Output the entries below exactly as written, omitting pictures.
<<<<
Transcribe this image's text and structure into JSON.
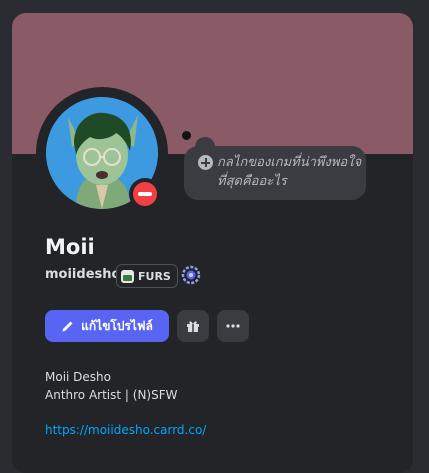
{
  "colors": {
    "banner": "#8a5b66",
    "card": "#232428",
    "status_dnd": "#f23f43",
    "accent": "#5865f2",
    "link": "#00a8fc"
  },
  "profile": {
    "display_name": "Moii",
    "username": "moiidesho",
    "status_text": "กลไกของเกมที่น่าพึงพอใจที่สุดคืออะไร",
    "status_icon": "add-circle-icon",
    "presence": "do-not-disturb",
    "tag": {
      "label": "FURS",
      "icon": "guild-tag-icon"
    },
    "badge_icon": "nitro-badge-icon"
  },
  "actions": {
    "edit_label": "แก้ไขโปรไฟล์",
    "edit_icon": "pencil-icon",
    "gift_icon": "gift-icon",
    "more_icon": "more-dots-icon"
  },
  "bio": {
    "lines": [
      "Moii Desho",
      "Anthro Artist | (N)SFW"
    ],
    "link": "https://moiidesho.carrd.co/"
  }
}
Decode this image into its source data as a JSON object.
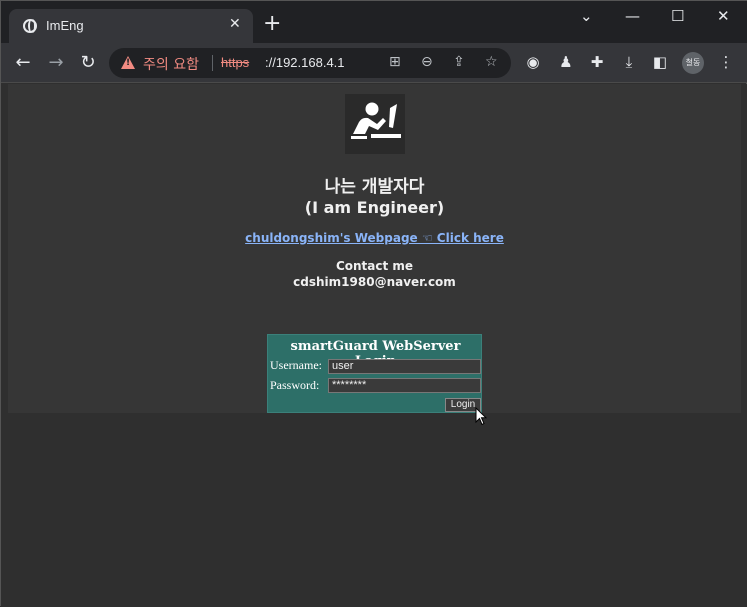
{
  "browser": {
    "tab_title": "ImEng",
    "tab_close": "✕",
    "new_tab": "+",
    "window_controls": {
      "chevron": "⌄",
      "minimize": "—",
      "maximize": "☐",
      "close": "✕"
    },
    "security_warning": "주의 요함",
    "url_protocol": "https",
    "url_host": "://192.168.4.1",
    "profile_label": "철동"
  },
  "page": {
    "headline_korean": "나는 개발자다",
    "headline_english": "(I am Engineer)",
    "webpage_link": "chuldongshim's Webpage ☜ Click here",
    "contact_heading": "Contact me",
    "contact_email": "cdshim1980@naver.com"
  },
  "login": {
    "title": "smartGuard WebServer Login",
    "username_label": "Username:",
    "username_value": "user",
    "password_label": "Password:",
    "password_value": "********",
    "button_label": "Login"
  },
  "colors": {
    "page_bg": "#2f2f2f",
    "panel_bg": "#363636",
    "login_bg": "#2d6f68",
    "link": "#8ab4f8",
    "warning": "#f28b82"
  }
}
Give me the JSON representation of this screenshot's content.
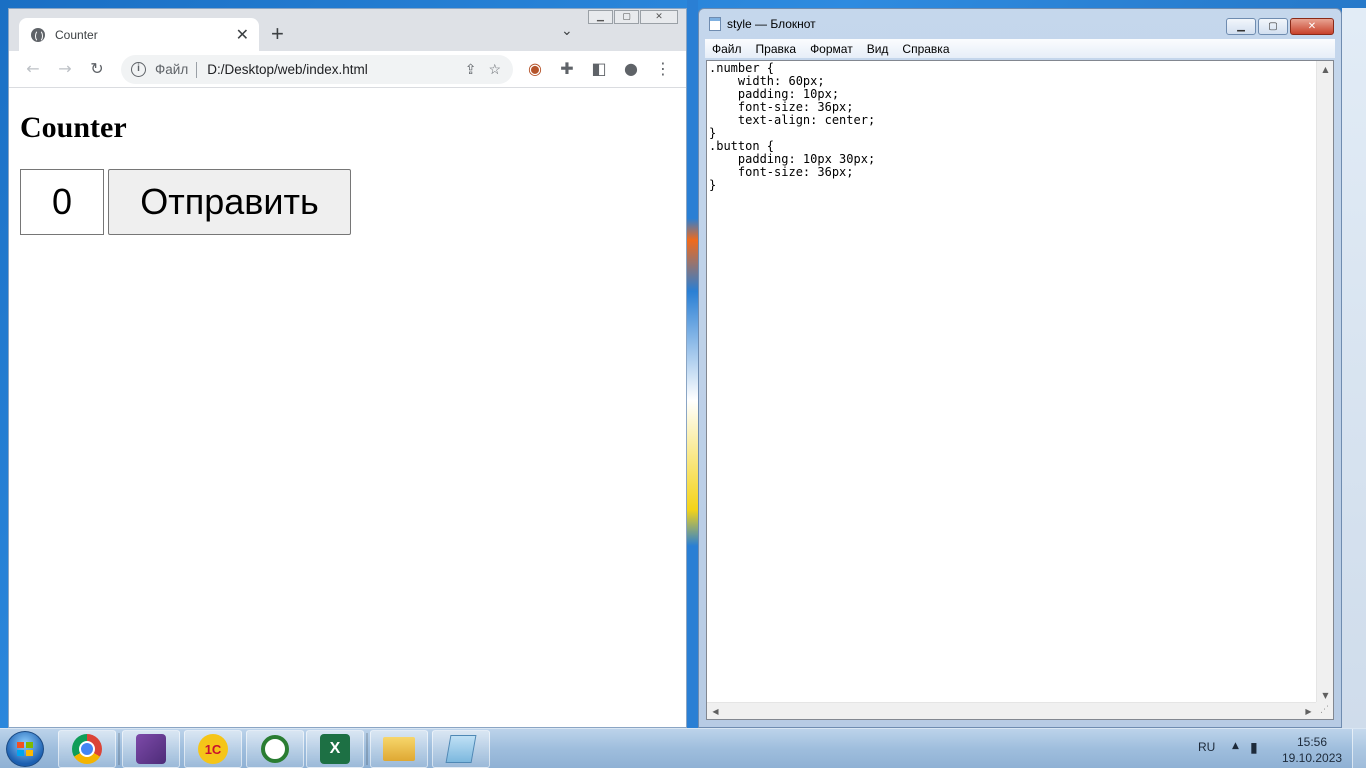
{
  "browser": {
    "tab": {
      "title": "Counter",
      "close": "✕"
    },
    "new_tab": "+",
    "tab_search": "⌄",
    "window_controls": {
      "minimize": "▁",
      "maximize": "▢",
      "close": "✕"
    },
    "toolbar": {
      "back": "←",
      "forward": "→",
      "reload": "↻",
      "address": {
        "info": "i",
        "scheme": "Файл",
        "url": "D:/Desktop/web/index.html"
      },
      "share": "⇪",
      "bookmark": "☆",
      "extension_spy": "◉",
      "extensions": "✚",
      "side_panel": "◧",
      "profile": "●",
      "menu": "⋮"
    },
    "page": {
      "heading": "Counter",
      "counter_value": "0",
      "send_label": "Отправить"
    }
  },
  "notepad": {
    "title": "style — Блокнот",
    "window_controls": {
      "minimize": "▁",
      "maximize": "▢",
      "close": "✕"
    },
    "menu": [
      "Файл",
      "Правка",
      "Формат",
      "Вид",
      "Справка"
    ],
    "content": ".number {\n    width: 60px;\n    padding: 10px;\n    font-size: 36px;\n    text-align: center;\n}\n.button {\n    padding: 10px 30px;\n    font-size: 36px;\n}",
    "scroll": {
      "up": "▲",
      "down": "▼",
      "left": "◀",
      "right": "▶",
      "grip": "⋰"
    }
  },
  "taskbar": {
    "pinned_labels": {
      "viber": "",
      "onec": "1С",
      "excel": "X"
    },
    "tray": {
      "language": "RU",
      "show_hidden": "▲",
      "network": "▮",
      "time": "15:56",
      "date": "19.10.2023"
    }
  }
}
>>>>
RESPONSE BELOW:
Transcribe this image's text and structure into JSON.
{
  "colors": {
    "banner": "#8a5b66",
    "card": "#232428",
    "status_dnd": "#f23f43",
    "accent": "#5865f2",
    "link": "#00a8fc"
  },
  "profile": {
    "display_name": "Moii",
    "username": "moiidesho",
    "status_text": "กลไกของเกมที่น่าพึงพอใจที่สุดคืออะไร",
    "status_icon": "add-circle-icon",
    "presence": "do-not-disturb",
    "tag": {
      "label": "FURS",
      "icon": "guild-tag-icon"
    },
    "badge_icon": "nitro-badge-icon"
  },
  "actions": {
    "edit_label": "แก้ไขโปรไฟล์",
    "edit_icon": "pencil-icon",
    "gift_icon": "gift-icon",
    "more_icon": "more-dots-icon"
  },
  "bio": {
    "lines": [
      "Moii Desho",
      "Anthro Artist | (N)SFW"
    ],
    "link": "https://moiidesho.carrd.co/"
  }
}
Decode this image into its source data as a JSON object.
{
  "browser": {
    "tab_title": "ImEng",
    "tab_close": "✕",
    "new_tab": "+",
    "window_controls": {
      "chevron": "⌄",
      "minimize": "—",
      "maximize": "☐",
      "close": "✕"
    },
    "security_warning": "주의 요함",
    "url_protocol": "https",
    "url_host": "://192.168.4.1",
    "profile_label": "철동"
  },
  "page": {
    "headline_korean": "나는 개발자다",
    "headline_english": "(I am Engineer)",
    "webpage_link": "chuldongshim's Webpage ☜ Click here",
    "contact_heading": "Contact me",
    "contact_email": "cdshim1980@naver.com"
  },
  "login": {
    "title": "smartGuard WebServer Login",
    "username_label": "Username:",
    "username_value": "user",
    "password_label": "Password:",
    "password_value": "********",
    "button_label": "Login"
  },
  "colors": {
    "page_bg": "#2f2f2f",
    "panel_bg": "#363636",
    "login_bg": "#2d6f68",
    "link": "#8ab4f8",
    "warning": "#f28b82"
  }
}
Give me the JSON representation of this screenshot's content.
{
  "browser": {
    "tab": {
      "title": "Counter",
      "close": "✕"
    },
    "new_tab": "+",
    "tab_search": "⌄",
    "window_controls": {
      "minimize": "▁",
      "maximize": "▢",
      "close": "✕"
    },
    "toolbar": {
      "back": "←",
      "forward": "→",
      "reload": "↻",
      "address": {
        "info": "i",
        "scheme": "Файл",
        "url": "D:/Desktop/web/index.html"
      },
      "share": "⇪",
      "bookmark": "☆",
      "extension_spy": "◉",
      "extensions": "✚",
      "side_panel": "◧",
      "profile": "●",
      "menu": "⋮"
    },
    "page": {
      "heading": "Counter",
      "counter_value": "0",
      "send_label": "Отправить"
    }
  },
  "notepad": {
    "title": "style — Блокнот",
    "window_controls": {
      "minimize": "▁",
      "maximize": "▢",
      "close": "✕"
    },
    "menu": [
      "Файл",
      "Правка",
      "Формат",
      "Вид",
      "Справка"
    ],
    "content": ".number {\n    width: 60px;\n    padding: 10px;\n    font-size: 36px;\n    text-align: center;\n}\n.button {\n    padding: 10px 30px;\n    font-size: 36px;\n}",
    "scroll": {
      "up": "▲",
      "down": "▼",
      "left": "◀",
      "right": "▶",
      "grip": "⋰"
    }
  },
  "taskbar": {
    "pinned_labels": {
      "viber": "",
      "onec": "1С",
      "excel": "X"
    },
    "tray": {
      "language": "RU",
      "show_hidden": "▲",
      "network": "▮",
      "time": "15:56",
      "date": "19.10.2023"
    }
  }
}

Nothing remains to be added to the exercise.